** START Materials provided **
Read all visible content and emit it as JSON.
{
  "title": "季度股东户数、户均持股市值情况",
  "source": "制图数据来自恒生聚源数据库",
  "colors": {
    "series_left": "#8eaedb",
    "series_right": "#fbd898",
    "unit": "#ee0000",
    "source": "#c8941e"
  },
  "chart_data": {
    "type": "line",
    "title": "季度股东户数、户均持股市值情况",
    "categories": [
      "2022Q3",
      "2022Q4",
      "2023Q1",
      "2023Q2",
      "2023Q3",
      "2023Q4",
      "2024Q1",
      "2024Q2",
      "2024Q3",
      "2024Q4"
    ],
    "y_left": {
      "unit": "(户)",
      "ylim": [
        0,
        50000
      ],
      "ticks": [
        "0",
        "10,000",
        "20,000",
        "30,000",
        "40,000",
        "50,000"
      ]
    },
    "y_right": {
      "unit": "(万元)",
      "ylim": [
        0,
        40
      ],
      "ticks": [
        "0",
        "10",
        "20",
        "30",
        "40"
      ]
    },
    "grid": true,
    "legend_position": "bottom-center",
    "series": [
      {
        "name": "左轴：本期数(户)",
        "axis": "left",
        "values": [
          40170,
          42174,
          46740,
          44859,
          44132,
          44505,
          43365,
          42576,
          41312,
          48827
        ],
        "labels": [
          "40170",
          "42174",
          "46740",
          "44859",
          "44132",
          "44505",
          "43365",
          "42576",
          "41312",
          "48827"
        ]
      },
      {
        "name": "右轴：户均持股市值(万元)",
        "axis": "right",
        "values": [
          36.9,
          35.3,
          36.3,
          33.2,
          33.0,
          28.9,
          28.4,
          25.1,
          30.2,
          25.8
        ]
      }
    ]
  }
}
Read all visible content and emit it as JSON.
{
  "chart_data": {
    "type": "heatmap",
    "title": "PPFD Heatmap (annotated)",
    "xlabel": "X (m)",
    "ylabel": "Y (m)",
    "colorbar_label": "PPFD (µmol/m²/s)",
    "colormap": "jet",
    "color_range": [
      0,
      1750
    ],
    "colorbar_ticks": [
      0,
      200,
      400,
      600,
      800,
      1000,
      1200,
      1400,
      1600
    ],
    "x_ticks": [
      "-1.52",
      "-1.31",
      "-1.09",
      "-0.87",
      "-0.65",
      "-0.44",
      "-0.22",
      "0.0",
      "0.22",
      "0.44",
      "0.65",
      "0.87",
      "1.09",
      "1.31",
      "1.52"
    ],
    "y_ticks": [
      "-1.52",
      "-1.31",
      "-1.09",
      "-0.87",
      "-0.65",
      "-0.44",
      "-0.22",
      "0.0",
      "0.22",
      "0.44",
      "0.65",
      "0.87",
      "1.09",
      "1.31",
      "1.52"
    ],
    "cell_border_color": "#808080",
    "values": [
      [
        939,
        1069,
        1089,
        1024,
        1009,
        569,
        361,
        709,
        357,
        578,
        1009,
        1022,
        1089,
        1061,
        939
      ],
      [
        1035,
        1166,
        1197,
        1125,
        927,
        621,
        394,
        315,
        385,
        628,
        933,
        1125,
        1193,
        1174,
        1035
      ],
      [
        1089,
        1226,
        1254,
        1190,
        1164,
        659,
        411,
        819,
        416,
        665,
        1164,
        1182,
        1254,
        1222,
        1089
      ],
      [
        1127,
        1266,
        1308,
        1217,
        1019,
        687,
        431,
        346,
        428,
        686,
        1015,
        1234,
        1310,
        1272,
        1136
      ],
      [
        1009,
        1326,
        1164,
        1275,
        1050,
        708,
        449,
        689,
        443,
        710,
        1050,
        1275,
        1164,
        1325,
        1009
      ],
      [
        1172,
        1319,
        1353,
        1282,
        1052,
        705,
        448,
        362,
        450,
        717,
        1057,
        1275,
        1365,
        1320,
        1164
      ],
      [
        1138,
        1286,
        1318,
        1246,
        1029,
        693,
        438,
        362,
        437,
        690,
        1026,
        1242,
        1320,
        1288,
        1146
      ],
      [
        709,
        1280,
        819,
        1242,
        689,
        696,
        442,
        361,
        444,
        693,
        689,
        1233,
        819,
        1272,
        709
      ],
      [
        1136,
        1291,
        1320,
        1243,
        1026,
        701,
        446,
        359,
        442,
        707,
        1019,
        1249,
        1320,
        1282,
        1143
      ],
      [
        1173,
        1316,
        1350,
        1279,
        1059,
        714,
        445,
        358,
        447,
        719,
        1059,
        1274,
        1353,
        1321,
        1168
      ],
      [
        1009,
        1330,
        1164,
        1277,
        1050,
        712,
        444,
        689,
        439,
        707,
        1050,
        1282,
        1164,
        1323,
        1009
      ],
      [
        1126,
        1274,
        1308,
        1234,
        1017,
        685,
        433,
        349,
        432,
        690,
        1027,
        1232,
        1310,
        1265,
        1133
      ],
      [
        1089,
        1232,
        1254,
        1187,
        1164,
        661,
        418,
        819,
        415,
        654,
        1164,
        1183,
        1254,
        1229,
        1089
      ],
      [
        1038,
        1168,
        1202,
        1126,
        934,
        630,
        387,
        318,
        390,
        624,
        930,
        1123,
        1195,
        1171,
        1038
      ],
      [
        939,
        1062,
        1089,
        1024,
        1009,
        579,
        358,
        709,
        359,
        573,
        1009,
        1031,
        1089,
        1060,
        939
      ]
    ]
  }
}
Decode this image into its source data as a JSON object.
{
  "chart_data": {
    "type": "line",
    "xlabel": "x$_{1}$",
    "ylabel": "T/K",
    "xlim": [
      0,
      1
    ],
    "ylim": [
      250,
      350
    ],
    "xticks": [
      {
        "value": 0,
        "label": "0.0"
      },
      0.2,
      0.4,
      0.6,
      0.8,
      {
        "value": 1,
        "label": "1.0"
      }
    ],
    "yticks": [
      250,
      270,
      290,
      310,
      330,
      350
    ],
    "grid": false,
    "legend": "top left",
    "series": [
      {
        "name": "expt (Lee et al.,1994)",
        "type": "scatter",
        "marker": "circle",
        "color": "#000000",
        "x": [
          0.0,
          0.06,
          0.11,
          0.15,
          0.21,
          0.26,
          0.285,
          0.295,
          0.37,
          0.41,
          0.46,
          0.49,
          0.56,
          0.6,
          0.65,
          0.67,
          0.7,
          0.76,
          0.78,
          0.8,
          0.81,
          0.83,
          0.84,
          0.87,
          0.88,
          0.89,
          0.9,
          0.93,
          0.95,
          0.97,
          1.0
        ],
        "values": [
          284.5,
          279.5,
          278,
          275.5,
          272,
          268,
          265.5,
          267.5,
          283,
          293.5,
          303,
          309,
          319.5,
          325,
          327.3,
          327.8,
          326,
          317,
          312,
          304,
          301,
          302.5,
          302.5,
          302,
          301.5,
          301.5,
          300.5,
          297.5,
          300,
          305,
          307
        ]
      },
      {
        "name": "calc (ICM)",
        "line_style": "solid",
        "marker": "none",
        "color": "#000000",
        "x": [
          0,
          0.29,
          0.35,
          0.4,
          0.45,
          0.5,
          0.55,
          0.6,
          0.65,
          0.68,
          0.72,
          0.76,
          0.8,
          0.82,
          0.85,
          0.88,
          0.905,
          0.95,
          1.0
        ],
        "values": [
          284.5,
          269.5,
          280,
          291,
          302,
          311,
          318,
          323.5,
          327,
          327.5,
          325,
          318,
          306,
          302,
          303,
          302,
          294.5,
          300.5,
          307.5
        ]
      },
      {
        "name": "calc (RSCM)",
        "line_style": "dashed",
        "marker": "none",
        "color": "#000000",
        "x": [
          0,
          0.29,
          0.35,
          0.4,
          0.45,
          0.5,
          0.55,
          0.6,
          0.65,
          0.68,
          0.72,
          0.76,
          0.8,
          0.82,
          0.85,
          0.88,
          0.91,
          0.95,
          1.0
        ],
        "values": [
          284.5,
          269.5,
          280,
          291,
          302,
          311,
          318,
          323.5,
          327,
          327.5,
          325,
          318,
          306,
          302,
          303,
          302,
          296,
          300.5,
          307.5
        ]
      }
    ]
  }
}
** END Materials provided **
Exercise task - Extract every line that has the string "户均持股市值情况" in it.

Exercise response -
  "title": "季度股东户数、户均持股市值情况",
    "title": "季度股东户数、户均持股市值情况",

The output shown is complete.